• Task description
Each record is to be transcribed exactly.
= = = = =
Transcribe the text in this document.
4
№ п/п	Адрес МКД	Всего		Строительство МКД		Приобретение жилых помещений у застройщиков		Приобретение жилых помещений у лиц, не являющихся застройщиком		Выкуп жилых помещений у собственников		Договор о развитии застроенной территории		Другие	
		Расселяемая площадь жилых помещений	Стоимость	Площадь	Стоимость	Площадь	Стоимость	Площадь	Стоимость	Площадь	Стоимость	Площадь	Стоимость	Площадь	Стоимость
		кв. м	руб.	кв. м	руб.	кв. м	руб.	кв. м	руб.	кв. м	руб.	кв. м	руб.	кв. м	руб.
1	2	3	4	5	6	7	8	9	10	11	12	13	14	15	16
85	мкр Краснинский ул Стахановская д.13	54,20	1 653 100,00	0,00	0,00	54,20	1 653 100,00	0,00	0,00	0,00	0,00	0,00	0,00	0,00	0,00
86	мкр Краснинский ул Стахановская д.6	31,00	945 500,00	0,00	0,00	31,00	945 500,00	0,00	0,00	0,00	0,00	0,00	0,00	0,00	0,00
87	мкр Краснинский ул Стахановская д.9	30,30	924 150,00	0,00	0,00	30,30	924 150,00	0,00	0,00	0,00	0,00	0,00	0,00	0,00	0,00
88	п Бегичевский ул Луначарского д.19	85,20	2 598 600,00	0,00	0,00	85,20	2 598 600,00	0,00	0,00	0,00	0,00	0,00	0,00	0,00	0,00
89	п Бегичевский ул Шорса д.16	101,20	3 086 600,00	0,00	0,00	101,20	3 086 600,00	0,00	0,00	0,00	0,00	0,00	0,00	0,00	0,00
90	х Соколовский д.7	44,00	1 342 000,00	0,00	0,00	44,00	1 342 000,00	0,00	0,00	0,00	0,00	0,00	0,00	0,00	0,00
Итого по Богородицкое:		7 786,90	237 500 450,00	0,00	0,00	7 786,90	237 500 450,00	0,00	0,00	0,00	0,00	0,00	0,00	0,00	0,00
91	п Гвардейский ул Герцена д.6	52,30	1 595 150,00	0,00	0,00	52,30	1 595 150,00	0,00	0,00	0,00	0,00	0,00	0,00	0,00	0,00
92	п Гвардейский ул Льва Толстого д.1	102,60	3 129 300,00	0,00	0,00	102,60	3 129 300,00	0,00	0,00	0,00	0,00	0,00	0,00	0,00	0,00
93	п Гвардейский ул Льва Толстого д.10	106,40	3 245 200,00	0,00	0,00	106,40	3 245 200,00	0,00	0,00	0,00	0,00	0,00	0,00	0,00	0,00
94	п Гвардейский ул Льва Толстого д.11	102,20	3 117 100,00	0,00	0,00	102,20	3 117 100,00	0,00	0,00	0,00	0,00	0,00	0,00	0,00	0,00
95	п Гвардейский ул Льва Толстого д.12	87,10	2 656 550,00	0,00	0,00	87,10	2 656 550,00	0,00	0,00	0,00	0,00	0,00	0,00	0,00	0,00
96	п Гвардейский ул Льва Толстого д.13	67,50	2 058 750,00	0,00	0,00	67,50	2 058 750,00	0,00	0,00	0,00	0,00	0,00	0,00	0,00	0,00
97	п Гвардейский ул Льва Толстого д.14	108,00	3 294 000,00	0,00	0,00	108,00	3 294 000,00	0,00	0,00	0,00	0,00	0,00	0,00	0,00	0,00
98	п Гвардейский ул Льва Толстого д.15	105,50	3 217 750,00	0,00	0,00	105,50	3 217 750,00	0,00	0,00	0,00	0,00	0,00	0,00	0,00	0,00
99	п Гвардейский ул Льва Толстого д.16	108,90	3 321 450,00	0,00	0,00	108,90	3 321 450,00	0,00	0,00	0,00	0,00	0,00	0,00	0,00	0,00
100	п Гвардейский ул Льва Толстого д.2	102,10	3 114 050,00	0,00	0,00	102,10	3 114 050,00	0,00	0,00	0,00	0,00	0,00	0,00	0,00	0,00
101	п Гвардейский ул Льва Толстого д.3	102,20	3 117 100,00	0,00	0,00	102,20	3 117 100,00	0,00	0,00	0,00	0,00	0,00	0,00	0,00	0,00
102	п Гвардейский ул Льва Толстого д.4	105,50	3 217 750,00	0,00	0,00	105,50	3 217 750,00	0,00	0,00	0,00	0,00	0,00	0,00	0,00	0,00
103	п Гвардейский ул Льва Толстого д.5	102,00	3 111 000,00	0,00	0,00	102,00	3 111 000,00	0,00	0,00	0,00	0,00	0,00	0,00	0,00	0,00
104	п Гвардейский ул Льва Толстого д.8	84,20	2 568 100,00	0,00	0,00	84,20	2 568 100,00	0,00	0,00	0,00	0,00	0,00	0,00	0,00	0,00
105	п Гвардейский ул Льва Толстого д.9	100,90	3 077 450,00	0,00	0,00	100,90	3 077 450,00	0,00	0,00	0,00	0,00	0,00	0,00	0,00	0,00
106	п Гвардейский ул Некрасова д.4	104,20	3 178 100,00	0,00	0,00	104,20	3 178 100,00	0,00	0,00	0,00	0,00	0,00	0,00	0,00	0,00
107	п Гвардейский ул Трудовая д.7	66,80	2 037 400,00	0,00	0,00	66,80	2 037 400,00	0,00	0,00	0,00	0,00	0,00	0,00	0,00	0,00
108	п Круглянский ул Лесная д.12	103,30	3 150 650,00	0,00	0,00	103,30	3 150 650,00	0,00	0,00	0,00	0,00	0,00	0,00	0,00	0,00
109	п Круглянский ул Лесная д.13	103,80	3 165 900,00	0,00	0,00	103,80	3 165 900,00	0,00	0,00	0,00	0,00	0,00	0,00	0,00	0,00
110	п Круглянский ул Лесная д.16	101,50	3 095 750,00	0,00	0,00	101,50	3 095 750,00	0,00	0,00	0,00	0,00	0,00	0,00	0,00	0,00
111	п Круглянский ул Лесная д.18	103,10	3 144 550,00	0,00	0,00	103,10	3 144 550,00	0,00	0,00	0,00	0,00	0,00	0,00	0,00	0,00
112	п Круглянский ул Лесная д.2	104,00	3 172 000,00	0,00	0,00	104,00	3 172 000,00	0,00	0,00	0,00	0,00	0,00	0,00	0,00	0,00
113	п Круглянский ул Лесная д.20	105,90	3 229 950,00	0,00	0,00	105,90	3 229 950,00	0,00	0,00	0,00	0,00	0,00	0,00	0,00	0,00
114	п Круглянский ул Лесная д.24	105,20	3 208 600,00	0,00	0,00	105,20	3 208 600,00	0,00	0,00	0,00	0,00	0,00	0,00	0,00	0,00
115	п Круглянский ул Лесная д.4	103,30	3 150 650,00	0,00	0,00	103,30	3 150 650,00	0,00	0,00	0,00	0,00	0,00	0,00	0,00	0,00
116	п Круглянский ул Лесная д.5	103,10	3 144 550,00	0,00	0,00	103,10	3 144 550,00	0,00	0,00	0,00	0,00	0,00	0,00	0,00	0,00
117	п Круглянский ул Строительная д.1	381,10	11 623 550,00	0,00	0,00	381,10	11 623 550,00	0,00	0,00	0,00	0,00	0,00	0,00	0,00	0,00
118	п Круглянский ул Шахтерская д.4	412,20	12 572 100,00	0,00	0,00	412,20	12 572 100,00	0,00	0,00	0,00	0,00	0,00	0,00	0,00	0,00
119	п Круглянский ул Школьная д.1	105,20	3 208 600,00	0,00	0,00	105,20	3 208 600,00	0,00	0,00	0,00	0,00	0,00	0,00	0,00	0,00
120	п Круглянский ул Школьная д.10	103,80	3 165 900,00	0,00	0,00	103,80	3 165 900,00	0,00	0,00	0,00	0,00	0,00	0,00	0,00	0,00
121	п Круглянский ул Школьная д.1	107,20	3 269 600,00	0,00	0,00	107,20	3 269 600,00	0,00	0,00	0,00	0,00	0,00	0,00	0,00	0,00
= = = = =
• Response
Transcribe the text in this document.
4
№ п/п	Адрес МКД	Всего		Строительство МКД		Приобретение жилых помещений у застройщиков		Приобретение жилых помещений у лиц, не являющихся застройщиком		Выкуп жилых помещений у собственников		Договор о развитии застроенной территории		Другие	
		Расселяемая площадь жилых помещений	Стоимость	Площадь	Стоимость	Площадь	Стоимость	Площадь	Стоимость	Площадь	Стоимость	Площадь	Стоимость	Площадь	Стоимость
		кв. м	руб.	кв. м	руб.	кв. м	руб.	кв. м	руб.	кв. м	руб.	кв. м	руб.	кв. м	руб.
1	2	3	4	5	6	7	8	9	10	11	12	13	14	15	16
85	мкр Краснинский ул Стахановская д.13	54,20	1 653 100,00	0,00	0,00	54,20	1 653 100,00	0,00	0,00	0,00	0,00	0,00	0,00	0,00	0,00
86	мкр Краснинский ул Стахановская д.6	31,00	945 500,00	0,00	0,00	31,00	945 500,00	0,00	0,00	0,00	0,00	0,00	0,00	0,00	0,00
87	мкр Краснинский ул Стахановская д.9	30,30	924 150,00	0,00	0,00	30,30	924 150,00	0,00	0,00	0,00	0,00	0,00	0,00	0,00	0,00
88	п Бегичевский ул Луначарского д.19	85,20	2 598 600,00	0,00	0,00	85,20	2 598 600,00	0,00	0,00	0,00	0,00	0,00	0,00	0,00	0,00
89	п Бегичевский ул Шорса д.16	101,20	3 086 600,00	0,00	0,00	101,20	3 086 600,00	0,00	0,00	0,00	0,00	0,00	0,00	0,00	0,00
90	х Соколовский д.7	44,00	1 342 000,00	0,00	0,00	44,00	1 342 000,00	0,00	0,00	0,00	0,00	0,00	0,00	0,00	0,00
Итого по Богородицкое:		7 786,90	237 500 450,00	0,00	0,00	7 786,90	237 500 450,00	0,00	0,00	0,00	0,00	0,00	0,00	0,00	0,00
91	п Гвардейский ул Герцена д.6	52,30	1 595 150,00	0,00	0,00	52,30	1 595 150,00	0,00	0,00	0,00	0,00	0,00	0,00	0,00	0,00
92	п Гвардейский ул Льва Толстого д.1	102,60	3 129 300,00	0,00	0,00	102,60	3 129 300,00	0,00	0,00	0,00	0,00	0,00	0,00	0,00	0,00
93	п Гвардейский ул Льва Толстого д.10	106,40	3 245 200,00	0,00	0,00	106,40	3 245 200,00	0,00	0,00	0,00	0,00	0,00	0,00	0,00	0,00
94	п Гвардейский ул Льва Толстого д.11	102,20	3 117 100,00	0,00	0,00	102,20	3 117 100,00	0,00	0,00	0,00	0,00	0,00	0,00	0,00	0,00
95	п Гвардейский ул Льва Толстого д.12	87,10	2 656 550,00	0,00	0,00	87,10	2 656 550,00	0,00	0,00	0,00	0,00	0,00	0,00	0,00	0,00
96	п Гвардейский ул Льва Толстого д.13	67,50	2 058 750,00	0,00	0,00	67,50	2 058 750,00	0,00	0,00	0,00	0,00	0,00	0,00	0,00	0,00
97	п Гвардейский ул Льва Толстого д.14	108,00	3 294 000,00	0,00	0,00	108,00	3 294 000,00	0,00	0,00	0,00	0,00	0,00	0,00	0,00	0,00
98	п Гвардейский ул Льва Толстого д.15	105,50	3 217 750,00	0,00	0,00	105,50	3 217 750,00	0,00	0,00	0,00	0,00	0,00	0,00	0,00	0,00
99	п Гвардейский ул Льва Толстого д.16	108,90	3 321 450,00	0,00	0,00	108,90	3 321 450,00	0,00	0,00	0,00	0,00	0,00	0,00	0,00	0,00
100	п Гвардейский ул Льва Толстого д.2	102,10	3 114 050,00	0,00	0,00	102,10	3 114 050,00	0,00	0,00	0,00	0,00	0,00	0,00	0,00	0,00
101	п Гвардейский ул Льва Толстого д.3	102,20	3 117 100,00	0,00	0,00	102,20	3 117 100,00	0,00	0,00	0,00	0,00	0,00	0,00	0,00	0,00
102	п Гвардейский ул Льва Толстого д.4	105,50	3 217 750,00	0,00	0,00	105,50	3 217 750,00	0,00	0,00	0,00	0,00	0,00	0,00	0,00	0,00
103	п Гвардейский ул Льва Толстого д.5	102,00	3 111 000,00	0,00	0,00	102,00	3 111 000,00	0,00	0,00	0,00	0,00	0,00	0,00	0,00	0,00
104	п Гвардейский ул Льва Толстого д.8	84,20	2 568 100,00	0,00	0,00	84,20	2 568 100,00	0,00	0,00	0,00	0,00	0,00	0,00	0,00	0,00
105	п Гвардейский ул Льва Толстого д.9	100,90	3 077 450,00	0,00	0,00	100,90	3 077 450,00	0,00	0,00	0,00	0,00	0,00	0,00	0,00	0,00
106	п Гвардейский ул Некрасова д.4	104,20	3 178 100,00	0,00	0,00	104,20	3 178 100,00	0,00	0,00	0,00	0,00	0,00	0,00	0,00	0,00
107	п Гвардейский ул Трудовая д.7	66,80	2 037 400,00	0,00	0,00	66,80	2 037 400,00	0,00	0,00	0,00	0,00	0,00	0,00	0,00	0,00
108	п Круглянский ул Лесная д.12	103,30	3 150 650,00	0,00	0,00	103,30	3 150 650,00	0,00	0,00	0,00	0,00	0,00	0,00	0,00	0,00
109	п Круглянский ул Лесная д.13	103,80	3 165 900,00	0,00	0,00	103,80	3 165 900,00	0,00	0,00	0,00	0,00	0,00	0,00	0,00	0,00
110	п Круглянский ул Лесная д.16	101,50	3 095 750,00	0,00	0,00	101,50	3 095 750,00	0,00	0,00	0,00	0,00	0,00	0,00	0,00	0,00
111	п Круглянский ул Лесная д.18	103,10	3 144 550,00	0,00	0,00	103,10	3 144 550,00	0,00	0,00	0,00	0,00	0,00	0,00	0,00	0,00
112	п Круглянский ул Лесная д.2	104,00	3 172 000,00	0,00	0,00	104,00	3 172 000,00	0,00	0,00	0,00	0,00	0,00	0,00	0,00	0,00
113	п Круглянский ул Лесная д.20	105,90	3 229 950,00	0,00	0,00	105,90	3 229 950,00	0,00	0,00	0,00	0,00	0,00	0,00	0,00	0,00
114	п Круглянский ул Лесная д.24	105,20	3 208 600,00	0,00	0,00	105,20	3 208 600,00	0,00	0,00	0,00	0,00	0,00	0,00	0,00	0,00
115	п Круглянский ул Лесная д.4	103,30	3 150 650,00	0,00	0,00	103,30	3 150 650,00	0,00	0,00	0,00	0,00	0,00	0,00	0,00	0,00
116	п Круглянский ул Лесная д.5	103,10	3 144 550,00	0,00	0,00	103,10	3 144 550,00	0,00	0,00	0,00	0,00	0,00	0,00	0,00	0,00
117	п Круглянский ул Строительная д.1	381,10	11 623 550,00	0,00	0,00	381,10	11 623 550,00	0,00	0,00	0,00	0,00	0,00	0,00	0,00	0,00
118	п Круглянский ул Шахтерская д.4	412,20	12 572 100,00	0,00	0,00	412,20	12 572 100,00	0,00	0,00	0,00	0,00	0,00	0,00	0,00	0,00
119	п Круглянский ул Школьная д.1	105,20	3 208 600,00	0,00	0,00	105,20	3 208 600,00	0,00	0,00	0,00	0,00	0,00	0,00	0,00	0,00
120	п Круглянский ул Школьная д.10	103,80	3 165 900,00	0,00	0,00	103,80	3 165 900,00	0,00	0,00	0,00	0,00	0,00	0,00	0,00	0,00
121	п Круглянский ул Школьная д.1	107,20	3 269 600,00	0,00	0,00	107,20	3 269 600,00	0,00	0,00	0,00	0,00	0,00	0,00	0,00	0,00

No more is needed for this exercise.